TASK STATEMENT » Exactly as written, quote every line that follows, skipping the images.

RECORDED DATA »
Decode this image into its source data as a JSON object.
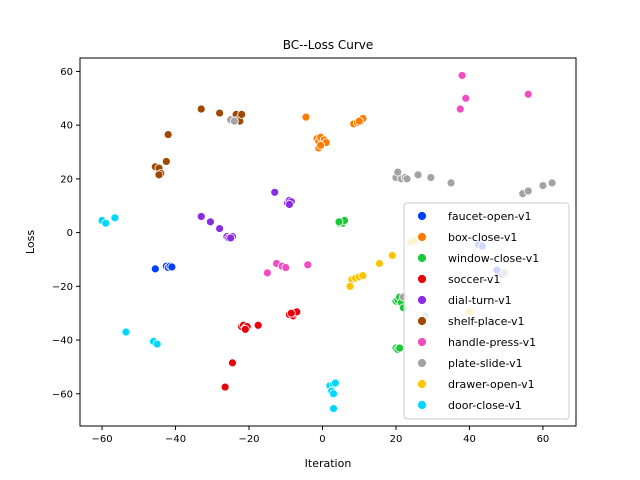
{
  "chart_data": {
    "type": "scatter",
    "title": "BC--Loss Curve",
    "xlabel": "Iteration",
    "ylabel": "Loss",
    "xlim": [
      -66,
      69
    ],
    "ylim": [
      -72,
      65
    ],
    "xticks": [
      -60,
      -40,
      -20,
      0,
      20,
      40,
      60
    ],
    "yticks": [
      -60,
      -40,
      -20,
      0,
      20,
      40,
      60
    ],
    "grid": false,
    "legend_position": "lower-right",
    "series": [
      {
        "name": "faucet-open-v1",
        "color": "#023eff",
        "points": [
          [
            -45.5,
            -13.5
          ],
          [
            -42.5,
            -12.5
          ],
          [
            -42,
            -13
          ],
          [
            -41.5,
            -12.5
          ],
          [
            -41,
            -12.8
          ],
          [
            42.5,
            -4.5
          ],
          [
            43.5,
            -5
          ],
          [
            48,
            -14.5
          ],
          [
            49,
            -15.5
          ],
          [
            47.5,
            -14
          ]
        ]
      },
      {
        "name": "box-close-v1",
        "color": "#ff7c00",
        "points": [
          [
            -4.5,
            43
          ],
          [
            -1.5,
            35
          ],
          [
            -1,
            34
          ],
          [
            -0.5,
            35.5
          ],
          [
            0,
            33
          ],
          [
            0.5,
            34.5
          ],
          [
            -1,
            31.5
          ],
          [
            1,
            33.5
          ],
          [
            -0.5,
            32.5
          ],
          [
            8.5,
            40.5
          ],
          [
            9.5,
            41
          ],
          [
            10.5,
            41.5
          ],
          [
            11,
            42.5
          ],
          [
            10,
            41.5
          ]
        ]
      },
      {
        "name": "window-close-v1",
        "color": "#1ac938",
        "points": [
          [
            4.5,
            3.5
          ],
          [
            5,
            4
          ],
          [
            5.5,
            3.5
          ],
          [
            6,
            4.5
          ],
          [
            4.5,
            4
          ],
          [
            20,
            -25.5
          ],
          [
            20.5,
            -25
          ],
          [
            21,
            -24
          ],
          [
            21.5,
            -26
          ],
          [
            22,
            -28
          ],
          [
            20,
            -43
          ],
          [
            20.5,
            -43.5
          ],
          [
            21,
            -43
          ]
        ]
      },
      {
        "name": "soccer-v1",
        "color": "#e8000b",
        "points": [
          [
            -22,
            -35
          ],
          [
            -21.5,
            -34.5
          ],
          [
            -21,
            -35.5
          ],
          [
            -20.5,
            -35
          ],
          [
            -21,
            -36
          ],
          [
            -17.5,
            -34.5
          ],
          [
            -9,
            -30.5
          ],
          [
            -8,
            -31
          ],
          [
            -7.5,
            -30
          ],
          [
            -7,
            -29.5
          ],
          [
            -8.5,
            -30
          ],
          [
            -24.5,
            -48.5
          ],
          [
            -26.5,
            -57.5
          ]
        ]
      },
      {
        "name": "dial-turn-v1",
        "color": "#8b2be2",
        "points": [
          [
            -13,
            15
          ],
          [
            -9.5,
            11
          ],
          [
            -9,
            12
          ],
          [
            -8.5,
            11.5
          ],
          [
            -9,
            10.5
          ],
          [
            -33,
            6
          ],
          [
            -30.5,
            4
          ],
          [
            -28,
            1.5
          ],
          [
            -26,
            -1.5
          ],
          [
            -25.5,
            -2
          ],
          [
            -24.5,
            -1.5
          ],
          [
            -25,
            -2
          ]
        ]
      },
      {
        "name": "shelf-place-v1",
        "color": "#9f4800",
        "points": [
          [
            -33,
            46
          ],
          [
            -28,
            44.5
          ],
          [
            -23.5,
            44
          ],
          [
            -23,
            42
          ],
          [
            -22.5,
            41.5
          ],
          [
            -22,
            44
          ],
          [
            -24,
            41.5
          ],
          [
            -42,
            36.5
          ],
          [
            -42.5,
            26.5
          ],
          [
            -45.5,
            24.5
          ],
          [
            -44.5,
            24
          ],
          [
            -44,
            22
          ],
          [
            -44.5,
            21.5
          ]
        ]
      },
      {
        "name": "handle-press-v1",
        "color": "#f14cc1",
        "points": [
          [
            38,
            58.5
          ],
          [
            39,
            50
          ],
          [
            56,
            51.5
          ],
          [
            37.5,
            46
          ],
          [
            -12.5,
            -11.5
          ],
          [
            -11,
            -12.5
          ],
          [
            -10,
            -13
          ],
          [
            -4,
            -12
          ],
          [
            -15,
            -15
          ]
        ]
      },
      {
        "name": "plate-slide-v1",
        "color": "#a3a3a3",
        "points": [
          [
            -25,
            42
          ],
          [
            -24,
            41.5
          ],
          [
            20,
            20.5
          ],
          [
            20.5,
            22.5
          ],
          [
            21.5,
            20
          ],
          [
            22.5,
            20.5
          ],
          [
            23,
            20
          ],
          [
            26,
            21.5
          ],
          [
            29.5,
            20.5
          ],
          [
            35,
            18.5
          ],
          [
            54.5,
            14.5
          ],
          [
            56,
            15.5
          ],
          [
            60,
            17.5
          ],
          [
            62.5,
            18.5
          ],
          [
            49.5,
            -15
          ],
          [
            28,
            -31
          ],
          [
            22,
            -24
          ]
        ]
      },
      {
        "name": "drawer-open-v1",
        "color": "#ffc400",
        "points": [
          [
            24,
            -3.5
          ],
          [
            25,
            -3
          ],
          [
            26.5,
            -1.5
          ],
          [
            15.5,
            -11.5
          ],
          [
            19,
            -8.5
          ],
          [
            8,
            -17.5
          ],
          [
            9,
            -17
          ],
          [
            10,
            -16.5
          ],
          [
            11,
            -16
          ],
          [
            7.5,
            -20
          ],
          [
            40,
            -29.5
          ]
        ]
      },
      {
        "name": "door-close-v1",
        "color": "#00d7ff",
        "points": [
          [
            -60,
            4.5
          ],
          [
            -59,
            3.5
          ],
          [
            -56.5,
            5.5
          ],
          [
            -53.5,
            -37
          ],
          [
            -46,
            -40.5
          ],
          [
            -45,
            -41.5
          ],
          [
            2,
            -57
          ],
          [
            3,
            -56.5
          ],
          [
            3.5,
            -56
          ],
          [
            2.5,
            -59
          ],
          [
            3,
            -60
          ],
          [
            3,
            -65.5
          ]
        ]
      }
    ]
  }
}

SOLUTION FOR THIS PROBLEM »
Decode this image into its source data as a JSON object.
{
  "chart_data": {
    "type": "scatter",
    "title": "BC--Loss Curve",
    "xlabel": "Iteration",
    "ylabel": "Loss",
    "xlim": [
      -66,
      69
    ],
    "ylim": [
      -72,
      65
    ],
    "xticks": [
      -60,
      -40,
      -20,
      0,
      20,
      40,
      60
    ],
    "yticks": [
      -60,
      -40,
      -20,
      0,
      20,
      40,
      60
    ],
    "grid": false,
    "legend_position": "lower-right",
    "series": [
      {
        "name": "faucet-open-v1",
        "color": "#023eff",
        "points": [
          [
            -45.5,
            -13.5
          ],
          [
            -42.5,
            -12.5
          ],
          [
            -42,
            -13
          ],
          [
            -41.5,
            -12.5
          ],
          [
            -41,
            -12.8
          ],
          [
            42.5,
            -4.5
          ],
          [
            43.5,
            -5
          ],
          [
            48,
            -14.5
          ],
          [
            49,
            -15.5
          ],
          [
            47.5,
            -14
          ]
        ]
      },
      {
        "name": "box-close-v1",
        "color": "#ff7c00",
        "points": [
          [
            -4.5,
            43
          ],
          [
            -1.5,
            35
          ],
          [
            -1,
            34
          ],
          [
            -0.5,
            35.5
          ],
          [
            0,
            33
          ],
          [
            0.5,
            34.5
          ],
          [
            -1,
            31.5
          ],
          [
            1,
            33.5
          ],
          [
            -0.5,
            32.5
          ],
          [
            8.5,
            40.5
          ],
          [
            9.5,
            41
          ],
          [
            10.5,
            41.5
          ],
          [
            11,
            42.5
          ],
          [
            10,
            41.5
          ]
        ]
      },
      {
        "name": "window-close-v1",
        "color": "#1ac938",
        "points": [
          [
            4.5,
            3.5
          ],
          [
            5,
            4
          ],
          [
            5.5,
            3.5
          ],
          [
            6,
            4.5
          ],
          [
            4.5,
            4
          ],
          [
            20,
            -25.5
          ],
          [
            20.5,
            -25
          ],
          [
            21,
            -24
          ],
          [
            21.5,
            -26
          ],
          [
            22,
            -28
          ],
          [
            20,
            -43
          ],
          [
            20.5,
            -43.5
          ],
          [
            21,
            -43
          ]
        ]
      },
      {
        "name": "soccer-v1",
        "color": "#e8000b",
        "points": [
          [
            -22,
            -35
          ],
          [
            -21.5,
            -34.5
          ],
          [
            -21,
            -35.5
          ],
          [
            -20.5,
            -35
          ],
          [
            -21,
            -36
          ],
          [
            -17.5,
            -34.5
          ],
          [
            -9,
            -30.5
          ],
          [
            -8,
            -31
          ],
          [
            -7.5,
            -30
          ],
          [
            -7,
            -29.5
          ],
          [
            -8.5,
            -30
          ],
          [
            -24.5,
            -48.5
          ],
          [
            -26.5,
            -57.5
          ]
        ]
      },
      {
        "name": "dial-turn-v1",
        "color": "#8b2be2",
        "points": [
          [
            -13,
            15
          ],
          [
            -9.5,
            11
          ],
          [
            -9,
            12
          ],
          [
            -8.5,
            11.5
          ],
          [
            -9,
            10.5
          ],
          [
            -33,
            6
          ],
          [
            -30.5,
            4
          ],
          [
            -28,
            1.5
          ],
          [
            -26,
            -1.5
          ],
          [
            -25.5,
            -2
          ],
          [
            -24.5,
            -1.5
          ],
          [
            -25,
            -2
          ]
        ]
      },
      {
        "name": "shelf-place-v1",
        "color": "#9f4800",
        "points": [
          [
            -33,
            46
          ],
          [
            -28,
            44.5
          ],
          [
            -23.5,
            44
          ],
          [
            -23,
            42
          ],
          [
            -22.5,
            41.5
          ],
          [
            -22,
            44
          ],
          [
            -24,
            41.5
          ],
          [
            -42,
            36.5
          ],
          [
            -42.5,
            26.5
          ],
          [
            -45.5,
            24.5
          ],
          [
            -44.5,
            24
          ],
          [
            -44,
            22
          ],
          [
            -44.5,
            21.5
          ]
        ]
      },
      {
        "name": "handle-press-v1",
        "color": "#f14cc1",
        "points": [
          [
            38,
            58.5
          ],
          [
            39,
            50
          ],
          [
            56,
            51.5
          ],
          [
            37.5,
            46
          ],
          [
            -12.5,
            -11.5
          ],
          [
            -11,
            -12.5
          ],
          [
            -10,
            -13
          ],
          [
            -4,
            -12
          ],
          [
            -15,
            -15
          ]
        ]
      },
      {
        "name": "plate-slide-v1",
        "color": "#a3a3a3",
        "points": [
          [
            -25,
            42
          ],
          [
            -24,
            41.5
          ],
          [
            20,
            20.5
          ],
          [
            20.5,
            22.5
          ],
          [
            21.5,
            20
          ],
          [
            22.5,
            20.5
          ],
          [
            23,
            20
          ],
          [
            26,
            21.5
          ],
          [
            29.5,
            20.5
          ],
          [
            35,
            18.5
          ],
          [
            54.5,
            14.5
          ],
          [
            56,
            15.5
          ],
          [
            60,
            17.5
          ],
          [
            62.5,
            18.5
          ],
          [
            49.5,
            -15
          ],
          [
            28,
            -31
          ],
          [
            22,
            -24
          ]
        ]
      },
      {
        "name": "drawer-open-v1",
        "color": "#ffc400",
        "points": [
          [
            24,
            -3.5
          ],
          [
            25,
            -3
          ],
          [
            26.5,
            -1.5
          ],
          [
            15.5,
            -11.5
          ],
          [
            19,
            -8.5
          ],
          [
            8,
            -17.5
          ],
          [
            9,
            -17
          ],
          [
            10,
            -16.5
          ],
          [
            11,
            -16
          ],
          [
            7.5,
            -20
          ],
          [
            40,
            -29.5
          ]
        ]
      },
      {
        "name": "door-close-v1",
        "color": "#00d7ff",
        "points": [
          [
            -60,
            4.5
          ],
          [
            -59,
            3.5
          ],
          [
            -56.5,
            5.5
          ],
          [
            -53.5,
            -37
          ],
          [
            -46,
            -40.5
          ],
          [
            -45,
            -41.5
          ],
          [
            2,
            -57
          ],
          [
            3,
            -56.5
          ],
          [
            3.5,
            -56
          ],
          [
            2.5,
            -59
          ],
          [
            3,
            -60
          ],
          [
            3,
            -65.5
          ]
        ]
      }
    ]
  }
}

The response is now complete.